-- Begin INFORMATION SUPPLIED --

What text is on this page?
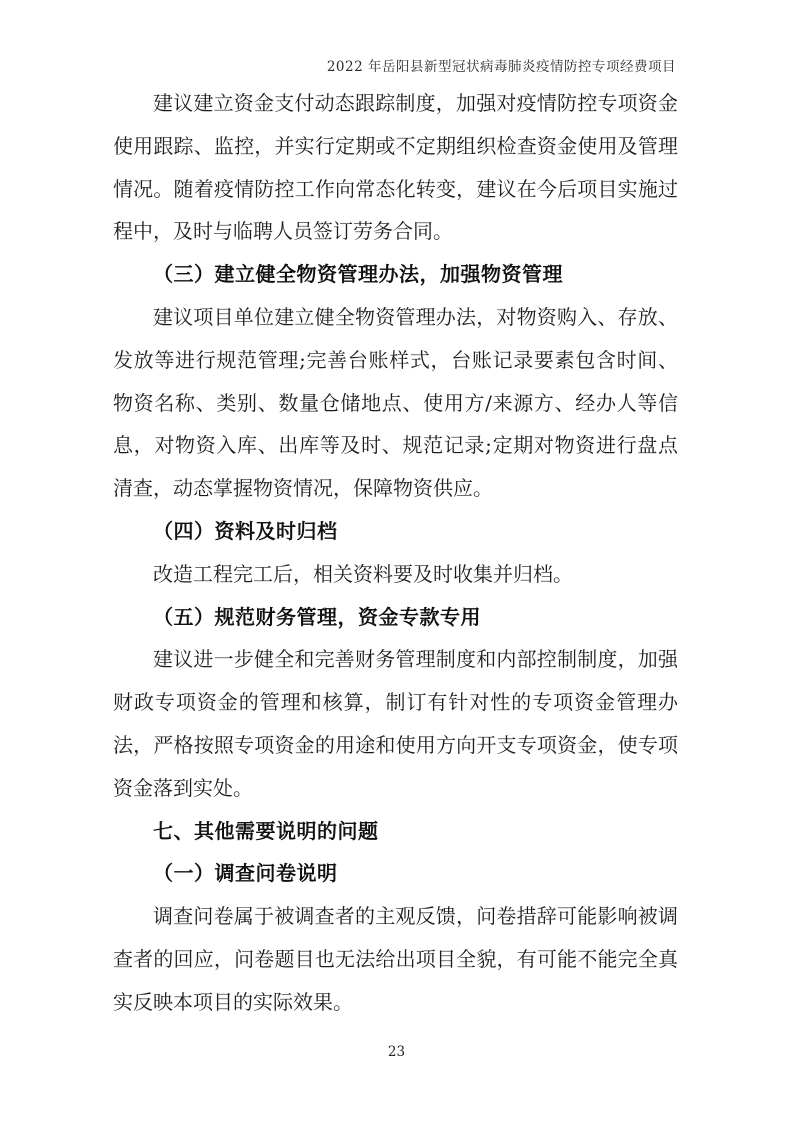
2022 年岳阳县新型冠状病毒肺炎疫情防控专项经费项目

建议建立资金支付动态跟踪制度，加强对疫情防控专项资金使用跟踪、监控，并实行定期或不定期组织检查资金使用及管理情况。随着疫情防控工作向常态化转变，建议在今后项目实施过程中，及时与临聘人员签订劳务合同。

（三）建立健全物资管理办法，加强物资管理

建议项目单位建立健全物资管理办法，对物资购入、存放、发放等进行规范管理;完善台账样式，台账记录要素包含时间、物资名称、类别、数量仓储地点、使用方/来源方、经办人等信息，对物资入库、出库等及时、规范记录;定期对物资进行盘点清查，动态掌握物资情况，保障物资供应。

（四）资料及时归档

改造工程完工后，相关资料要及时收集并归档。

（五）规范财务管理，资金专款专用

建议进一步健全和完善财务管理制度和内部控制制度，加强财政专项资金的管理和核算，制订有针对性的专项资金管理办法，严格按照专项资金的用途和使用方向开支专项资金，使专项资金落到实处。

七、其他需要说明的问题

（一）调查问卷说明

调查问卷属于被调查者的主观反馈，问卷措辞可能影响被调查者的回应，问卷题目也无法给出项目全貌，有可能不能完全真实反映本项目的实际效果。

23
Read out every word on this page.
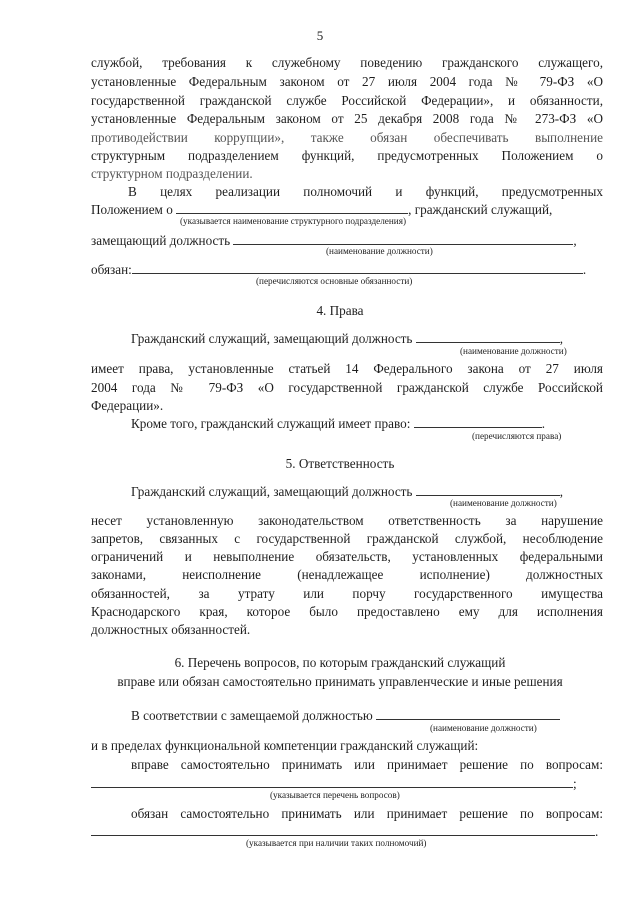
5
службой, требования к служебному поведению гражданского служащего,
установленные Федеральным законом от 27 июля 2004 года № 79-ФЗ «О
государственной гражданской службе Российской Федерации», и обязанности,
установленные Федеральным законом от 25 декабря 2008 года № 273-ФЗ «О
противодействии коррупции», также обязан обеспечивать выполнение
структурным подразделением функций, предусмотренных Положением о
структурном подразделении.
В целях реализации полномочий и функций, предусмотренных
Положением о	, гражданский служащий,
(указывается наименование структурного подразделения)
замещающий должность	,
(наименование должности)
обязан:	.
(перечисляются основные обязанности)
4. Права
Гражданский служащий, замещающий должность	,
(наименование должности)
имеет права, установленные статьей 14 Федерального закона от 27 июля
2004 года № 79-ФЗ «О государственной гражданской службе Российской
Федерации».
Кроме того, гражданский служащий имеет право:	.
(перечисляются права)
5. Ответственность
Гражданский служащий, замещающий должность	,
(наименование должности)
несет установленную законодательством ответственность за нарушение
запретов, связанных с государственной гражданской службой, несоблюдение
ограничений и невыполнение обязательств, установленных федеральными
законами, неисполнение (ненадлежащее исполнение) должностных
обязанностей, за утрату или порчу государственного имущества
Краснодарского края, которое было предоставлено ему для исполнения
должностных обязанностей.
6. Перечень вопросов, по которым гражданский служащий
вправе или обязан самостоятельно принимать управленческие и иные решения
В соответствии с замещаемой должностью
(наименование должности)
и в пределах функциональной компетенции гражданский служащий:
вправе самостоятельно принимать или принимает решение по вопросам:
;
(указывается перечень вопросов)
обязан самостоятельно принимать или принимает решение по вопросам:
.
(указывается при наличии таких полномочий)
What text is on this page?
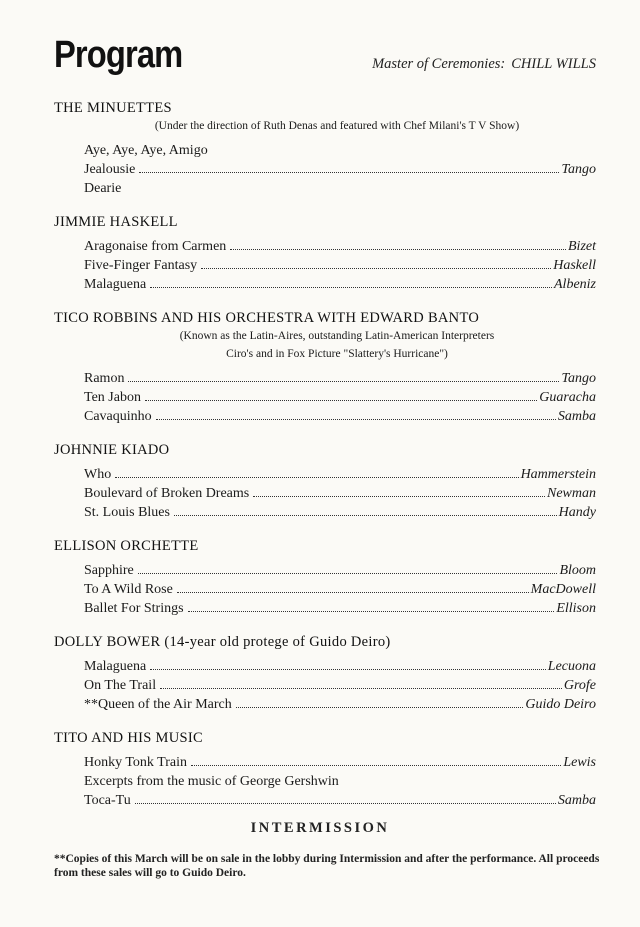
Program	Master of Ceremonies: CHILL WILLS
THE MINUETTES
(Under the direction of Ruth Denas and featured with Chef Milani's T V Show)
Aye, Aye, Aye, Amigo
Jealousie	Tango
Dearie
JIMMIE HASKELL
Aragonaise from Carmen	Bizet
Five-Finger Fantasy	Haskell
Malaguena	Albeniz
TICO ROBBINS AND HIS ORCHESTRA WITH EDWARD BANTO
(Known as the Latin-Aires, outstanding Latin-American Interpreters
Ciro's and in Fox Picture "Slattery's Hurricane")
Ramon	Tango
Ten Jabon	Guaracha
Cavaquinho	Samba
JOHNNIE KIADO
Who	Hammerstein
Boulevard of Broken Dreams	Newman
St. Louis Blues	Handy
ELLISON ORCHETTE
Sapphire	Bloom
To A Wild Rose	MacDowell
Ballet For Strings	Ellison
DOLLY BOWER (14-year old protege of Guido Deiro)
Malaguena	Lecuona
On The Trail	Grofe
**Queen of the Air March	Guido Deiro
TITO AND HIS MUSIC
Honky Tonk Train	Lewis
Excerpts from the music of George Gershwin
Toca-Tu	Samba
INTERMISSION
**Copies of this March will be on sale in the lobby during Intermission and after the performance. All proceeds from these sales will go to Guido Deiro.
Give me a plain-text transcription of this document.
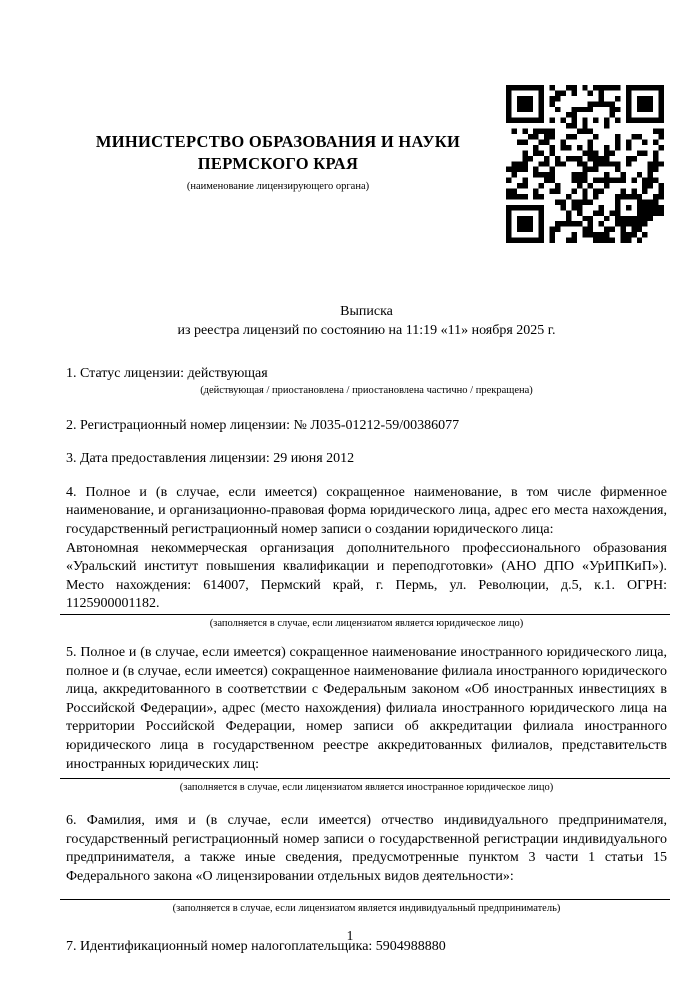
МИНИСТЕРСТВО ОБРАЗОВАНИЯ И НАУКИ
ПЕРМСКОГО КРАЯ
(наименование лицензирующего органа)
Выписка
из реестра лицензий по состоянию на 11:19 «11» ноября 2025 г.
1. Статус лицензии: действующая
(действующая / приостановлена / приостановлена частично / прекращена)
2. Регистрационный номер лицензии: № Л035-01212-59/00386077
3. Дата предоставления лицензии: 29 июня 2012

4. Полное и (в случае, если имеется) сокращенное наименование, в том числе фирменное наименование, и организационно-правовая форма юридического лица, адрес его места нахождения, государственный регистрационный номер записи о создании юридического лица:

Автономная некоммерческая организация дополнительного профессионального образования «Уральский институт повышения квалификации и переподготовки» (АНО ДПО «УрИПКиП»). Место нахождения: 614007, Пермский край, г. Пермь, ул. Революции, д.5, к.1. ОГРН: 1125900001182.

(заполняется в случае, если лицензиатом является юридическое лицо)

5. Полное и (в случае, если имеется) сокращенное наименование иностранного юридического лица, полное и (в случае, если имеется) сокращенное наименование филиала иностранного юридического лица, аккредитованного в соответствии с Федеральным законом «Об иностранных инвестициях в Российской Федерации», адрес (место нахождения) филиала иностранного юридического лица на территории Российской Федерации, номер записи об аккредитации филиала иностранного юридического лица в государственном реестре аккредитованных филиалов, представительств иностранных юридических лиц:

(заполняется в случае, если лицензиатом является иностранное юридическое лицо)

6. Фамилия, имя и (в случае, если имеется) отчество индивидуального предпринимателя, государственный регистрационный номер записи о государственной регистрации индивидуального предпринимателя, а также иные сведения, предусмотренные пунктом 3 части 1 статьи 15 Федерального закона «О лицензировании отдельных видов деятельности»:

(заполняется в случае, если лицензиатом является индивидуальный предприниматель)
7. Идентификационный номер налогоплательщика: 5904988880
1
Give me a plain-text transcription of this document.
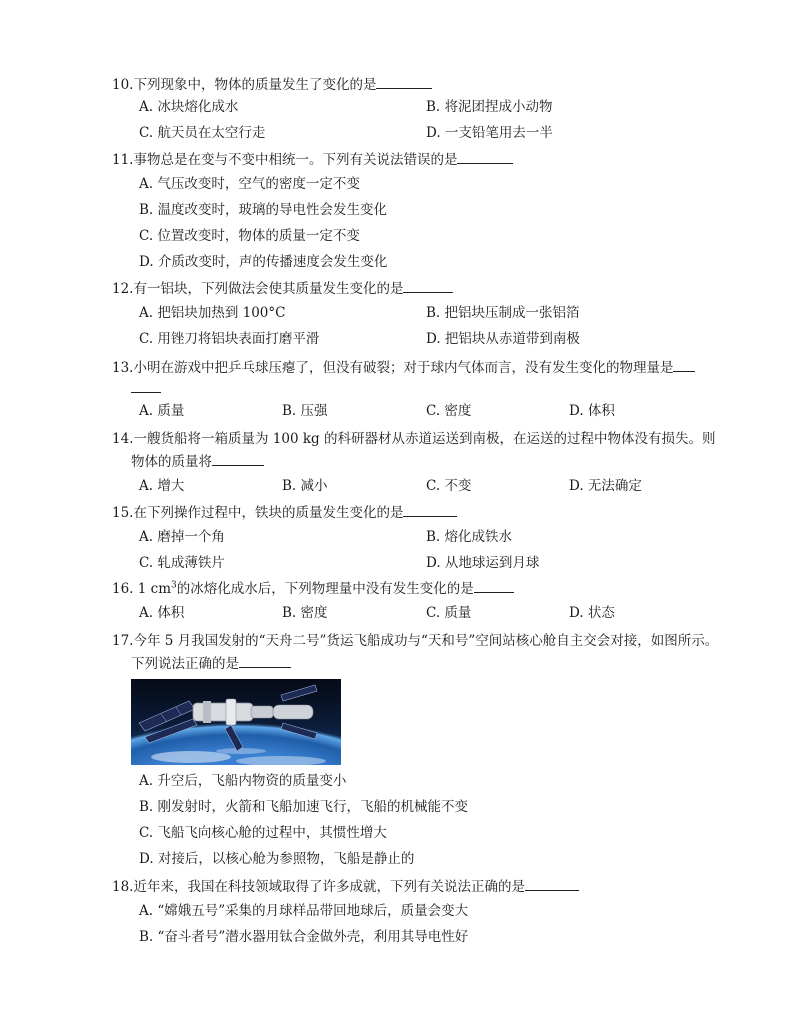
10.下列现象中，物体的质量发生了变化的是
A. 冰块熔化成水	B. 将泥团捏成小动物
C. 航天员在太空行走	D. 一支铅笔用去一半
11.事物总是在变与不变中相统一。下列有关说法错误的是
A. 气压改变时，空气的密度一定不变
B. 温度改变时，玻璃的导电性会发生变化
C. 位置改变时，物体的质量一定不变
D. 介质改变时，声的传播速度会发生变化
12.有一铝块，下列做法会使其质量发生变化的是
A. 把铝块加热到 100°C	B. 把铝块压制成一张铝箔
C. 用锉刀将铝块表面打磨平滑	D. 把铝块从赤道带到南极
13.小明在游戏中把乒乓球压瘪了，但没有破裂；对于球内气体而言，没有发生变化的物理量是
A. 质量	B. 压强	C. 密度	D. 体积
14.一艘货船将一箱质量为 100 kg 的科研器材从赤道运送到南极，在运送的过程中物体没有损失。则
物体的质量将
A. 增大	B. 减小	C. 不变	D. 无法确定
15.在下列操作过程中，铁块的质量发生变化的是
A. 磨掉一个角	B. 熔化成铁水
C. 轧成薄铁片	D. 从地球运到月球
16. 1 $cm^3$的冰熔化成水后，下列物理量中没有发生变化的是
A. 体积	B. 密度	C. 质量	D. 状态
17.今年 5 月我国发射的“天舟二号”货运飞船成功与“天和号”空间站核心舱自主交会对接，如图所示。
下列说法正确的是
A. 升空后，飞船内物资的质量变小
B. 刚发射时，火箭和飞船加速飞行，飞船的机械能不变
C. 飞船飞向核心舱的过程中，其惯性增大
D. 对接后，以核心舱为参照物，飞船是静止的
18.近年来，我国在科技领域取得了许多成就，下列有关说法正确的是
A. “嫦娥五号”采集的月球样品带回地球后，质量会变大
B. “奋斗者号”潜水器用钛合金做外壳，利用其导电性好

-- End INFORMATION SUPPLIED --

TASK INSTRUCTIONS: Report the number of lines that include the string "службе"; return nothing but the count.

RESPONSE TO THE TASK: 2